== Requirement ==
Copy the lines that follow, keeping every character the same.
--- Begin Data supplied ---
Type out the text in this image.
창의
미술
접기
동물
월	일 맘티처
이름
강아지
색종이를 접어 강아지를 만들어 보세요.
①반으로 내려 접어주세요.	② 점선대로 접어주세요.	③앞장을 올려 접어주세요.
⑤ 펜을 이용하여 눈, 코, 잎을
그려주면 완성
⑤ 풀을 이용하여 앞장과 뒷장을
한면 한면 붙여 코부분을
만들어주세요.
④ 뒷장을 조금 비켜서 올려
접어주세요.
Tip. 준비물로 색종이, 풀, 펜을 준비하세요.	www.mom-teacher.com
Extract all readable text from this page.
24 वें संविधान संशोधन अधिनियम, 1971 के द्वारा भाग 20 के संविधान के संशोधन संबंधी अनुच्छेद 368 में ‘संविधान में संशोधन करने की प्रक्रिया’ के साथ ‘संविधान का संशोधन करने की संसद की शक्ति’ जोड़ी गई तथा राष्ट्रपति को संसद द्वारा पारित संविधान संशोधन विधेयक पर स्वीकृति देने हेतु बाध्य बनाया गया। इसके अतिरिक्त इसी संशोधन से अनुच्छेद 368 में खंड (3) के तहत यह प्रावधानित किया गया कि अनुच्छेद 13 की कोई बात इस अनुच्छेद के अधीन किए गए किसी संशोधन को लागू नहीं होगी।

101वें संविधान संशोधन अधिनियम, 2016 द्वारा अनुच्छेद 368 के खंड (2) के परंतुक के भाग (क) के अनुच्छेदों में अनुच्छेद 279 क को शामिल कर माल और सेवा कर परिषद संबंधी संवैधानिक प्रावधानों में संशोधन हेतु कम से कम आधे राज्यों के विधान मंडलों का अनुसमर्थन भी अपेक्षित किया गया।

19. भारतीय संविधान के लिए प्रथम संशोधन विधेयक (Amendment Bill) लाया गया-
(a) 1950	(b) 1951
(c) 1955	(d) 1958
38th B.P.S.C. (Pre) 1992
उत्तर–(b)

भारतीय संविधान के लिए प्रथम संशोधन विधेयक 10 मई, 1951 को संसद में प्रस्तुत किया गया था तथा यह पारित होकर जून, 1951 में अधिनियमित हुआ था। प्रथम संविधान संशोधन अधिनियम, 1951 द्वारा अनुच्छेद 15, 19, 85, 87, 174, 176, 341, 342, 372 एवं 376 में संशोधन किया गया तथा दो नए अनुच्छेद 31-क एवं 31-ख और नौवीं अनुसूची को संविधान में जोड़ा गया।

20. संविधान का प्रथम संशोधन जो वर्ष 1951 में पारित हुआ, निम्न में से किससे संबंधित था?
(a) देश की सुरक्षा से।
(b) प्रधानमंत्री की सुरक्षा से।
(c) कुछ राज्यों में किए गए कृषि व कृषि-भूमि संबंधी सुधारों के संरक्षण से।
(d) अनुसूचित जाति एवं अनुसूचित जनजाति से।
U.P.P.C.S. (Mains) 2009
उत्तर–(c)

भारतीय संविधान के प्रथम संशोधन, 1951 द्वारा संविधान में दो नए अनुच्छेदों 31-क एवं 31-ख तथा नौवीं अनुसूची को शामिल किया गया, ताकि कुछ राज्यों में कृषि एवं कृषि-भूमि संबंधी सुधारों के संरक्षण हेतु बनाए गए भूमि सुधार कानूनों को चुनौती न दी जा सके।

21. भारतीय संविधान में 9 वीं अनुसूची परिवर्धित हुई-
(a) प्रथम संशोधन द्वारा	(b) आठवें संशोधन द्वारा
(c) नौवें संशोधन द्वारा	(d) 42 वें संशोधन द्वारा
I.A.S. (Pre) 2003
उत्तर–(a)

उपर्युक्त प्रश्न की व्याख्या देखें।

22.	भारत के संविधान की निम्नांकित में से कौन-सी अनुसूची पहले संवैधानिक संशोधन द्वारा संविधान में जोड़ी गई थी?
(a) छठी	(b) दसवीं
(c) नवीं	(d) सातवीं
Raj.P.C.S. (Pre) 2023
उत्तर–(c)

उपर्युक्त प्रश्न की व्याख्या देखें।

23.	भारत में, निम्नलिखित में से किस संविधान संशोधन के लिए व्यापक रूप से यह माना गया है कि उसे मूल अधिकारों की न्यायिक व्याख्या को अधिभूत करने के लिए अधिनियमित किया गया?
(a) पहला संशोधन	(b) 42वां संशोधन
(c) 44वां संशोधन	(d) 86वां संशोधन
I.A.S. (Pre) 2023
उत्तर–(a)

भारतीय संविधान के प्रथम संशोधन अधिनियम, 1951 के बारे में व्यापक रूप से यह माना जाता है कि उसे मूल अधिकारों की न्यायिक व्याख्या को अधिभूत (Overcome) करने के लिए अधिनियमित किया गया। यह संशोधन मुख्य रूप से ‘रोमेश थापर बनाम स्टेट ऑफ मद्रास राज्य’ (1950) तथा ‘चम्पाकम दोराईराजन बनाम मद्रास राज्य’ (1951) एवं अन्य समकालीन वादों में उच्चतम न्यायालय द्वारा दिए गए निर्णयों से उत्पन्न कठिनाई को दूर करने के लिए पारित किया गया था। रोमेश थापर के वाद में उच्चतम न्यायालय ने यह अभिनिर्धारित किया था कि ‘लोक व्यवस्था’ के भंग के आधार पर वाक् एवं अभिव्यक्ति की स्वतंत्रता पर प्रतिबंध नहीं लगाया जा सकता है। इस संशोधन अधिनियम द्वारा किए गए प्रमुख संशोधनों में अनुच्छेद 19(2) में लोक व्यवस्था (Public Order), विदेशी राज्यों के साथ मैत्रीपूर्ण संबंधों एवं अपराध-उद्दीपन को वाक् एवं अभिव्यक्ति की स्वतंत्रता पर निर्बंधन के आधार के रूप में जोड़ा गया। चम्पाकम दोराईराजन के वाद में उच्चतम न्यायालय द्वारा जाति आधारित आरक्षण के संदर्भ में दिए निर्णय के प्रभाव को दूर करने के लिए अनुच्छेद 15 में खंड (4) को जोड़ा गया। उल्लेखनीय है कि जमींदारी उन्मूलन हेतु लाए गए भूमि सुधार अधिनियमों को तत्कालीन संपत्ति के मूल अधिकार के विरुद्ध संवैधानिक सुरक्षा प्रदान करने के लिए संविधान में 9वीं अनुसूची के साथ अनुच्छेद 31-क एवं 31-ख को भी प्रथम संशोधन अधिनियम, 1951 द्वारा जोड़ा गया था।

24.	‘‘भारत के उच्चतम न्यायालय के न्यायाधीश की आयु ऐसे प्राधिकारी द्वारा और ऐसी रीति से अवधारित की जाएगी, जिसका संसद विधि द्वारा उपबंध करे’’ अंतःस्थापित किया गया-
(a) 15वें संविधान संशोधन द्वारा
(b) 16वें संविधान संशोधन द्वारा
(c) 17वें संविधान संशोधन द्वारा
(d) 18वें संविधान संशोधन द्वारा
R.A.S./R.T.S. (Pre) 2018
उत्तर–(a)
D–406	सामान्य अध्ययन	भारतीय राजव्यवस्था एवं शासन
--- End Data supplied ---
== Exercise answer ==
Type out the text in this image.
창의
미술
접기
동물
월	일 맘티처
이름
강아지
색종이를 접어 강아지를 만들어 보세요.
①반으로 내려 접어주세요.	② 점선대로 접어주세요.	③앞장을 올려 접어주세요.
⑤ 펜을 이용하여 눈, 코, 잎을
그려주면 완성
⑤ 풀을 이용하여 앞장과 뒷장을
한면 한면 붙여 코부분을
만들어주세요.
④ 뒷장을 조금 비켜서 올려
접어주세요.
Tip. 준비물로 색종이, 풀, 펜을 준비하세요.	www.mom-teacher.com
Extract all readable text from this page.
24 वें संविधान संशोधन अधिनियम, 1971 के द्वारा भाग 20 के संविधान के संशोधन संबंधी अनुच्छेद 368 में ‘संविधान में संशोधन करने की प्रक्रिया’ के साथ ‘संविधान का संशोधन करने की संसद की शक्ति’ जोड़ी गई तथा राष्ट्रपति को संसद द्वारा पारित संविधान संशोधन विधेयक पर स्वीकृति देने हेतु बाध्य बनाया गया। इसके अतिरिक्त इसी संशोधन से अनुच्छेद 368 में खंड (3) के तहत यह प्रावधानित किया गया कि अनुच्छेद 13 की कोई बात इस अनुच्छेद के अधीन किए गए किसी संशोधन को लागू नहीं होगी।

101वें संविधान संशोधन अधिनियम, 2016 द्वारा अनुच्छेद 368 के खंड (2) के परंतुक के भाग (क) के अनुच्छेदों में अनुच्छेद 279 क को शामिल कर माल और सेवा कर परिषद संबंधी संवैधानिक प्रावधानों में संशोधन हेतु कम से कम आधे राज्यों के विधान मंडलों का अनुसमर्थन भी अपेक्षित किया गया।

19. भारतीय संविधान के लिए प्रथम संशोधन विधेयक (Amendment Bill) लाया गया-
(a) 1950	(b) 1951
(c) 1955	(d) 1958
38th B.P.S.C. (Pre) 1992
उत्तर–(b)

भारतीय संविधान के लिए प्रथम संशोधन विधेयक 10 मई, 1951 को संसद में प्रस्तुत किया गया था तथा यह पारित होकर जून, 1951 में अधिनियमित हुआ था। प्रथम संविधान संशोधन अधिनियम, 1951 द्वारा अनुच्छेद 15, 19, 85, 87, 174, 176, 341, 342, 372 एवं 376 में संशोधन किया गया तथा दो नए अनुच्छेद 31-क एवं 31-ख और नौवीं अनुसूची को संविधान में जोड़ा गया।

20. संविधान का प्रथम संशोधन जो वर्ष 1951 में पारित हुआ, निम्न में से किससे संबंधित था?
(a) देश की सुरक्षा से।
(b) प्रधानमंत्री की सुरक्षा से।
(c) कुछ राज्यों में किए गए कृषि व कृषि-भूमि संबंधी सुधारों के संरक्षण से।
(d) अनुसूचित जाति एवं अनुसूचित जनजाति से।
U.P.P.C.S. (Mains) 2009
उत्तर–(c)

भारतीय संविधान के प्रथम संशोधन, 1951 द्वारा संविधान में दो नए अनुच्छेदों 31-क एवं 31-ख तथा नौवीं अनुसूची को शामिल किया गया, ताकि कुछ राज्यों में कृषि एवं कृषि-भूमि संबंधी सुधारों के संरक्षण हेतु बनाए गए भूमि सुधार कानूनों को चुनौती न दी जा सके।

21. भारतीय संविधान में 9 वीं अनुसूची परिवर्धित हुई-
(a) प्रथम संशोधन द्वारा	(b) आठवें संशोधन द्वारा
(c) नौवें संशोधन द्वारा	(d) 42 वें संशोधन द्वारा
I.A.S. (Pre) 2003
उत्तर–(a)

उपर्युक्त प्रश्न की व्याख्या देखें।

22.	भारत के संविधान की निम्नांकित में से कौन-सी अनुसूची पहले संवैधानिक संशोधन द्वारा संविधान में जोड़ी गई थी?
(a) छठी	(b) दसवीं
(c) नवीं	(d) सातवीं
Raj.P.C.S. (Pre) 2023
उत्तर–(c)

उपर्युक्त प्रश्न की व्याख्या देखें।

23.	भारत में, निम्नलिखित में से किस संविधान संशोधन के लिए व्यापक रूप से यह माना गया है कि उसे मूल अधिकारों की न्यायिक व्याख्या को अधिभूत करने के लिए अधिनियमित किया गया?
(a) पहला संशोधन	(b) 42वां संशोधन
(c) 44वां संशोधन	(d) 86वां संशोधन
I.A.S. (Pre) 2023
उत्तर–(a)

भारतीय संविधान के प्रथम संशोधन अधिनियम, 1951 के बारे में व्यापक रूप से यह माना जाता है कि उसे मूल अधिकारों की न्यायिक व्याख्या को अधिभूत (Overcome) करने के लिए अधिनियमित किया गया। यह संशोधन मुख्य रूप से ‘रोमेश थापर बनाम स्टेट ऑफ मद्रास राज्य’ (1950) तथा ‘चम्पाकम दोराईराजन बनाम मद्रास राज्य’ (1951) एवं अन्य समकालीन वादों में उच्चतम न्यायालय द्वारा दिए गए निर्णयों से उत्पन्न कठिनाई को दूर करने के लिए पारित किया गया था। रोमेश थापर के वाद में उच्चतम न्यायालय ने यह अभिनिर्धारित किया था कि ‘लोक व्यवस्था’ के भंग के आधार पर वाक् एवं अभिव्यक्ति की स्वतंत्रता पर प्रतिबंध नहीं लगाया जा सकता है। इस संशोधन अधिनियम द्वारा किए गए प्रमुख संशोधनों में अनुच्छेद 19(2) में लोक व्यवस्था (Public Order), विदेशी राज्यों के साथ मैत्रीपूर्ण संबंधों एवं अपराध-उद्दीपन को वाक् एवं अभिव्यक्ति की स्वतंत्रता पर निर्बंधन के आधार के रूप में जोड़ा गया। चम्पाकम दोराईराजन के वाद में उच्चतम न्यायालय द्वारा जाति आधारित आरक्षण के संदर्भ में दिए निर्णय के प्रभाव को दूर करने के लिए अनुच्छेद 15 में खंड (4) को जोड़ा गया। उल्लेखनीय है कि जमींदारी उन्मूलन हेतु लाए गए भूमि सुधार अधिनियमों को तत्कालीन संपत्ति के मूल अधिकार के विरुद्ध संवैधानिक सुरक्षा प्रदान करने के लिए संविधान में 9वीं अनुसूची के साथ अनुच्छेद 31-क एवं 31-ख को भी प्रथम संशोधन अधिनियम, 1951 द्वारा जोड़ा गया था।

24.	‘‘भारत के उच्चतम न्यायालय के न्यायाधीश की आयु ऐसे प्राधिकारी द्वारा और ऐसी रीति से अवधारित की जाएगी, जिसका संसद विधि द्वारा उपबंध करे’’ अंतःस्थापित किया गया-
(a) 15वें संविधान संशोधन द्वारा
(b) 16वें संविधान संशोधन द्वारा
(c) 17वें संविधान संशोधन द्वारा
(d) 18वें संविधान संशोधन द्वारा
R.A.S./R.T.S. (Pre) 2018
उत्तर–(a)
D–406	सामान्य अध्ययन	भारतीय राजव्यवस्था एवं शासन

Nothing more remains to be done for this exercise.